____ Data provided
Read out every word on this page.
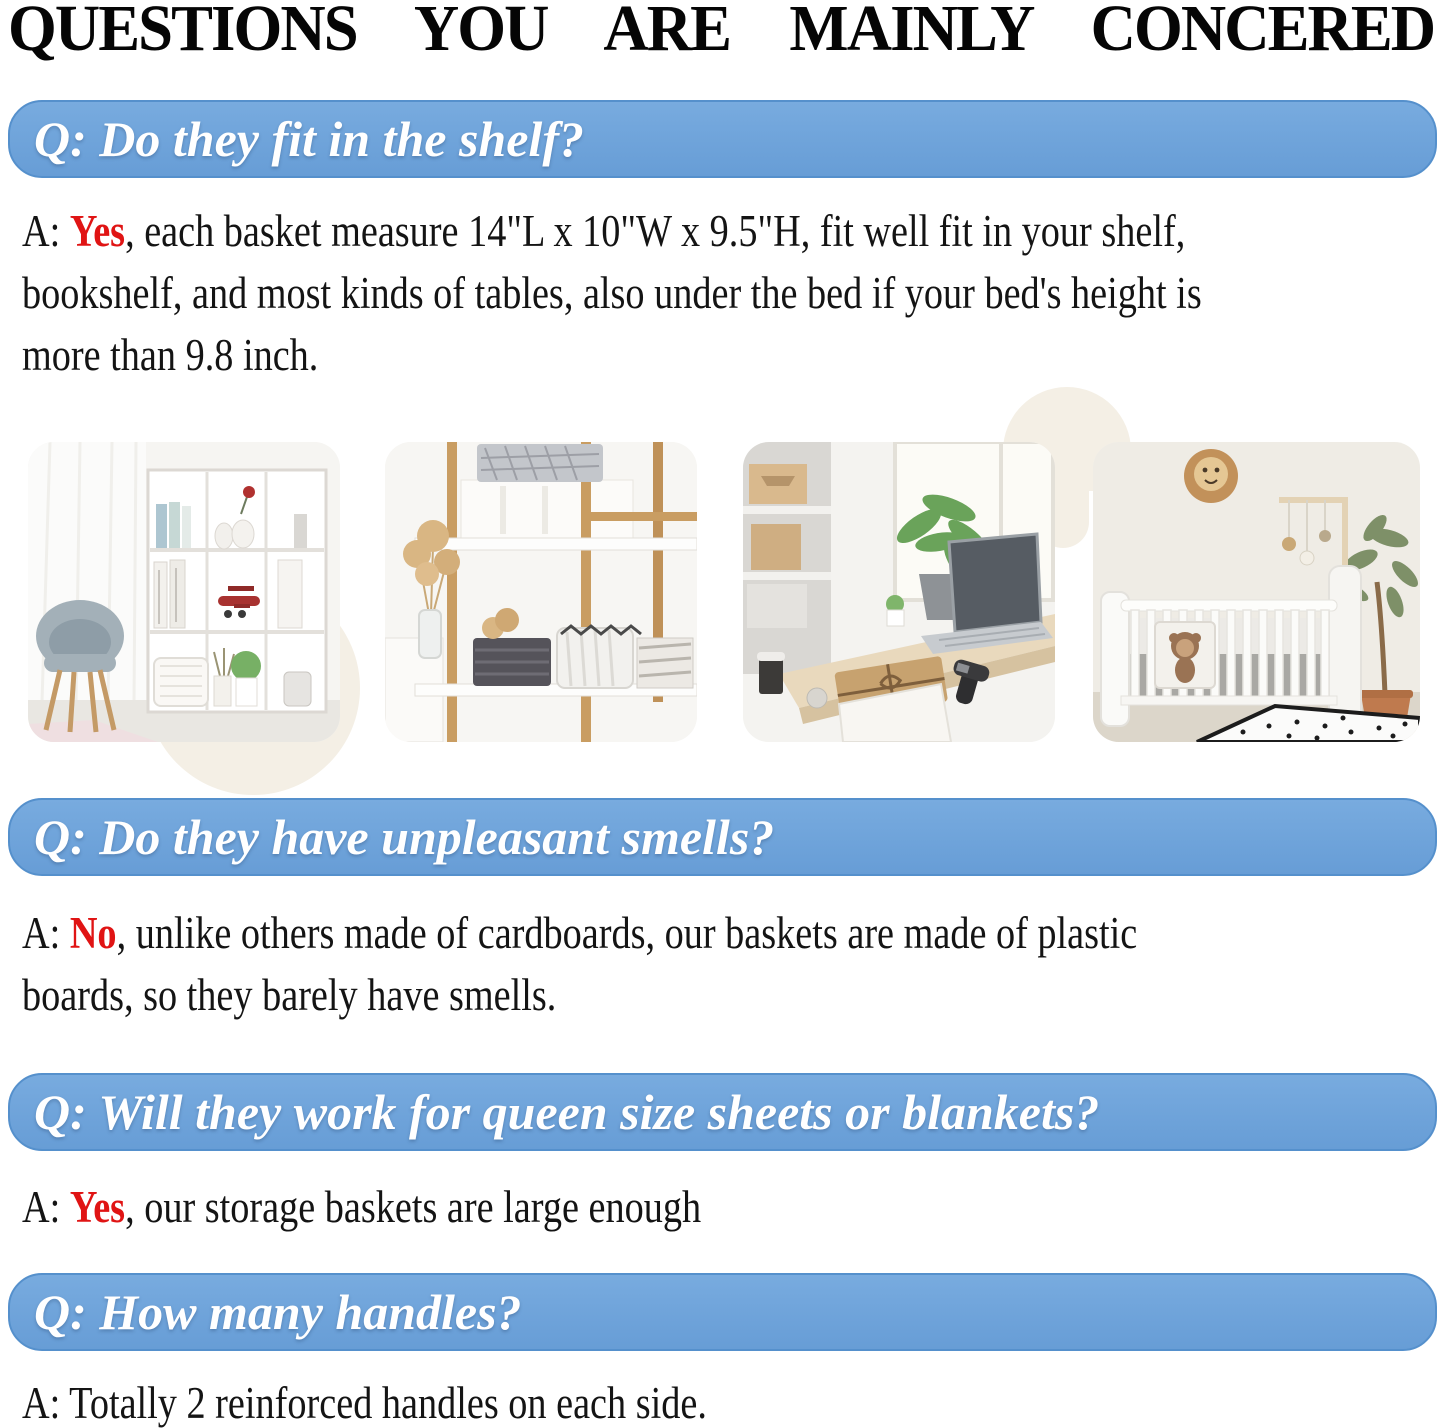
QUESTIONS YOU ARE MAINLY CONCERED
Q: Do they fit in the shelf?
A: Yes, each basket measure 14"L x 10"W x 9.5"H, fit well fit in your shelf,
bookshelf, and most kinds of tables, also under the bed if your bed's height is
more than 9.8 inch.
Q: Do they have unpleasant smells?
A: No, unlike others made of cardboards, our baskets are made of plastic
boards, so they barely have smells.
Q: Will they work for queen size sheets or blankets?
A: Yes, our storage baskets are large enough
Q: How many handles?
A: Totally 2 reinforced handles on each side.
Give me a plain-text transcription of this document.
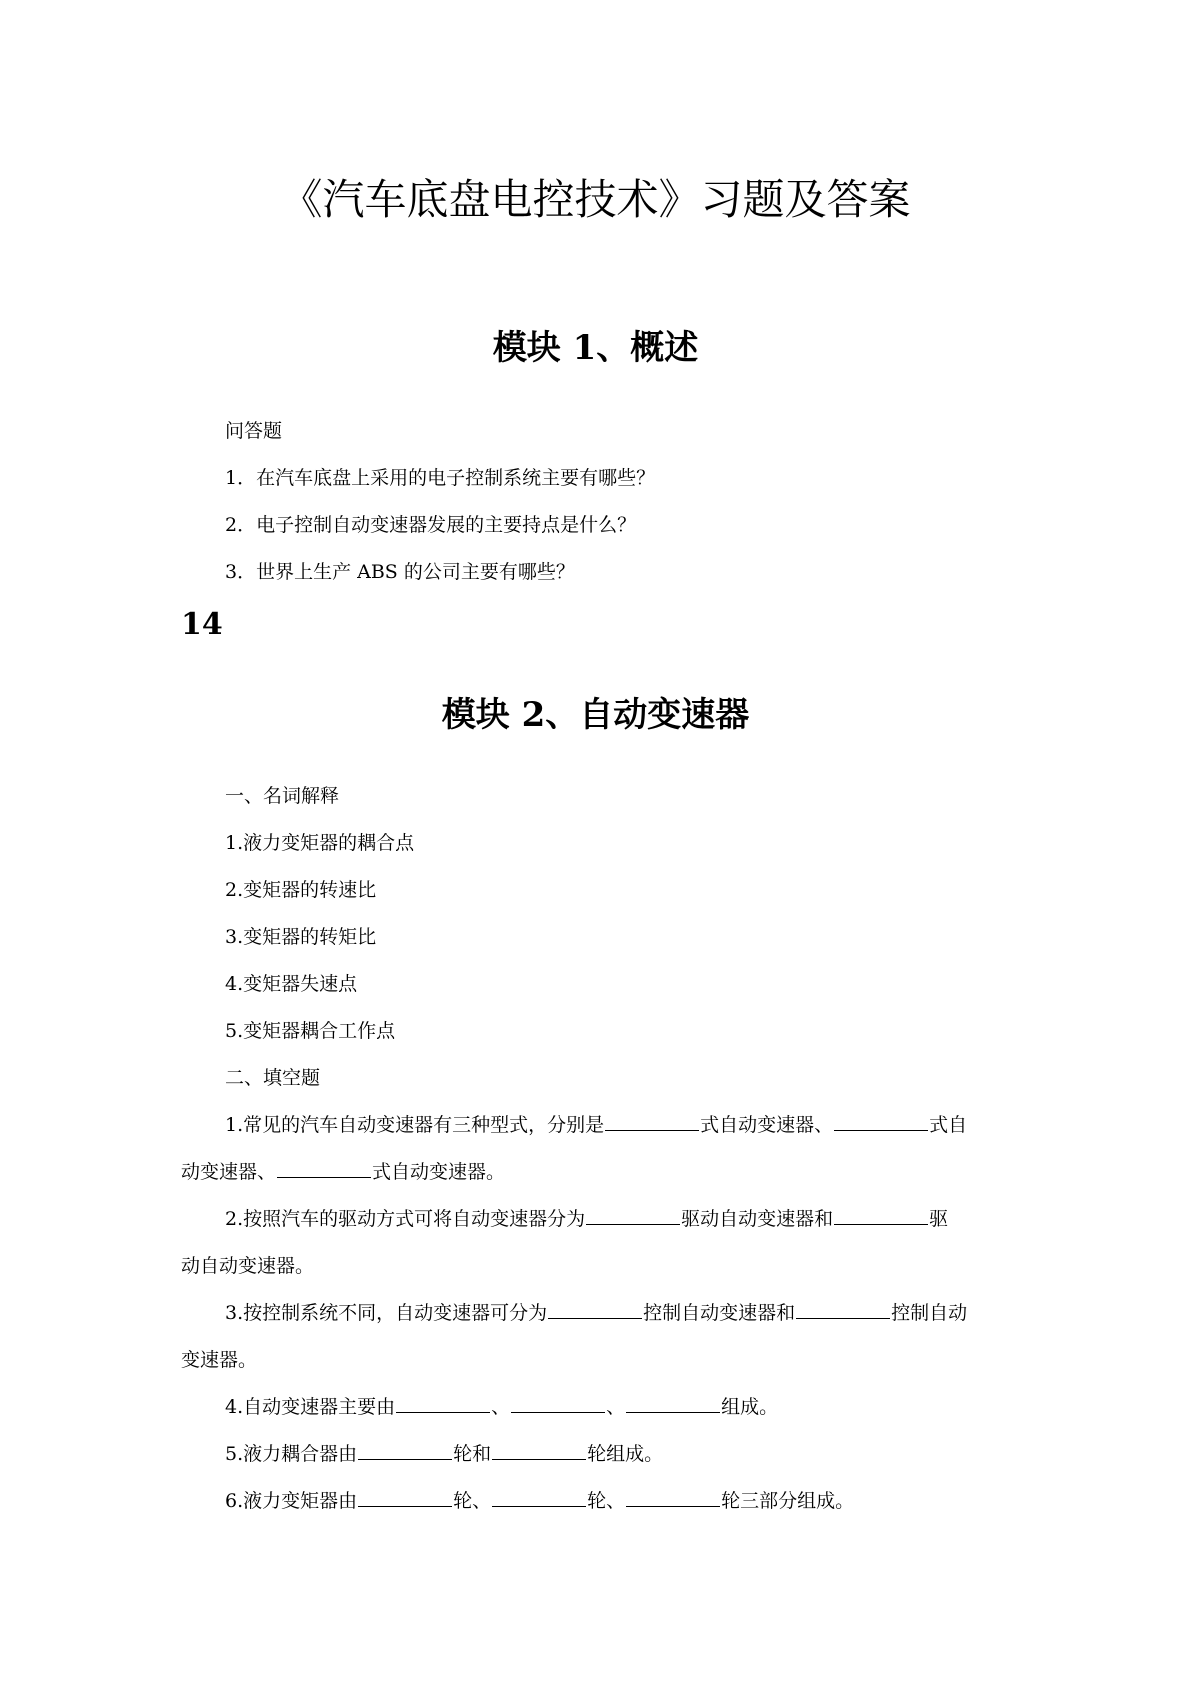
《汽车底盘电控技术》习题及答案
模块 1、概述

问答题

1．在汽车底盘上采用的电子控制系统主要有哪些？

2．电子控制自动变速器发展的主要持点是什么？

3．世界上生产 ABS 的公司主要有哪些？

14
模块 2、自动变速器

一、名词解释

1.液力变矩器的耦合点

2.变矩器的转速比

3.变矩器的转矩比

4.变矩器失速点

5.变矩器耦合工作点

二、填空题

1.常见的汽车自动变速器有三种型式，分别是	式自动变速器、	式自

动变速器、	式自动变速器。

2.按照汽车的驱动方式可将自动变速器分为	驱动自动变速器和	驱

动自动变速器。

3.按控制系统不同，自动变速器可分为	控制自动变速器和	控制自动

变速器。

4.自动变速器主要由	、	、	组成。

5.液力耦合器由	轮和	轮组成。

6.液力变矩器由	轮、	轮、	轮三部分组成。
________
#### What needs to be done
Make an exact copy of the records above, with the pictures left out.

#### Result
Read out every word on this page.
QUESTIONS YOU ARE MAINLY CONCERED
Q: Do they fit in the shelf?
A: Yes, each basket measure 14"L x 10"W x 9.5"H, fit well fit in your shelf,
bookshelf, and most kinds of tables, also under the bed if your bed's height is
more than 9.8 inch.
Q: Do they have unpleasant smells?
A: No, unlike others made of cardboards, our baskets are made of plastic
boards, so they barely have smells.
Q: Will they work for queen size sheets or blankets?
A: Yes, our storage baskets are large enough
Q: How many handles?
A: Totally 2 reinforced handles on each side.
Give me a plain-text transcription of this document.
《汽车底盘电控技术》习题及答案
模块 1、概述

问答题

1．在汽车底盘上采用的电子控制系统主要有哪些？

2．电子控制自动变速器发展的主要持点是什么？

3．世界上生产 ABS 的公司主要有哪些？

14
模块 2、自动变速器

一、名词解释

1.液力变矩器的耦合点

2.变矩器的转速比

3.变矩器的转矩比

4.变矩器失速点

5.变矩器耦合工作点

二、填空题

1.常见的汽车自动变速器有三种型式，分别是	式自动变速器、	式自

动变速器、	式自动变速器。

2.按照汽车的驱动方式可将自动变速器分为	驱动自动变速器和	驱

动自动变速器。

3.按控制系统不同，自动变速器可分为	控制自动变速器和	控制自动

变速器。

4.自动变速器主要由	、	、	组成。

5.液力耦合器由	轮和	轮组成。

6.液力变矩器由	轮、	轮、	轮三部分组成。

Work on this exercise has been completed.